Items from a figure collection
********************
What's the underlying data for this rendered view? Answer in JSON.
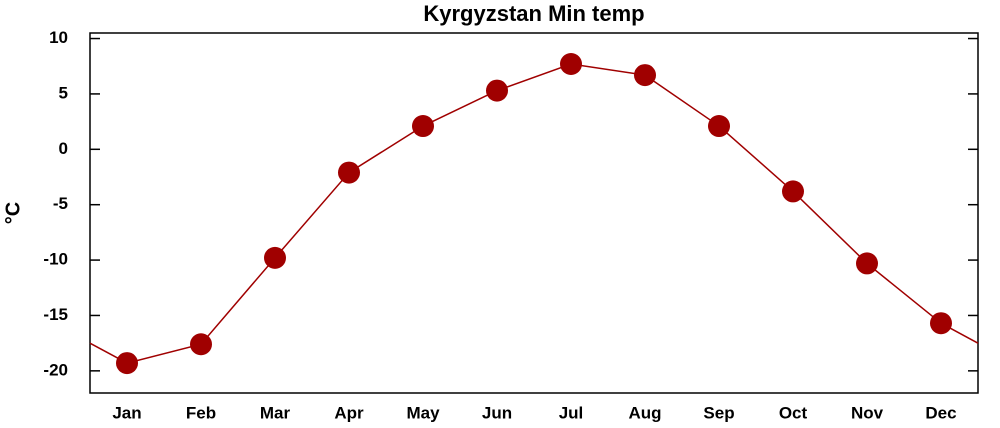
{
  "chart_data": {
    "type": "line",
    "title": "Kyrgyzstan Min temp",
    "y_label": "°C",
    "categories": [
      "Jan",
      "Feb",
      "Mar",
      "Apr",
      "May",
      "Jun",
      "Jul",
      "Aug",
      "Sep",
      "Oct",
      "Nov",
      "Dec"
    ],
    "series": [
      {
        "name": "Min temp",
        "color": "#a00000",
        "values": [
          -19.3,
          -17.6,
          -9.8,
          -2.1,
          2.1,
          5.3,
          7.7,
          6.7,
          2.1,
          -3.8,
          -10.3,
          -15.7
        ]
      }
    ],
    "ylim": [
      -22,
      10.5
    ],
    "yticks": [
      10,
      5,
      0,
      -5,
      -10,
      -15,
      -20
    ]
  }
}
********************
Given instruction –
In the material above, show every line where the word "temp" turns up.

Answer –
    "title": "Kyrgyzstan Min temp",
        "name": "Min temp",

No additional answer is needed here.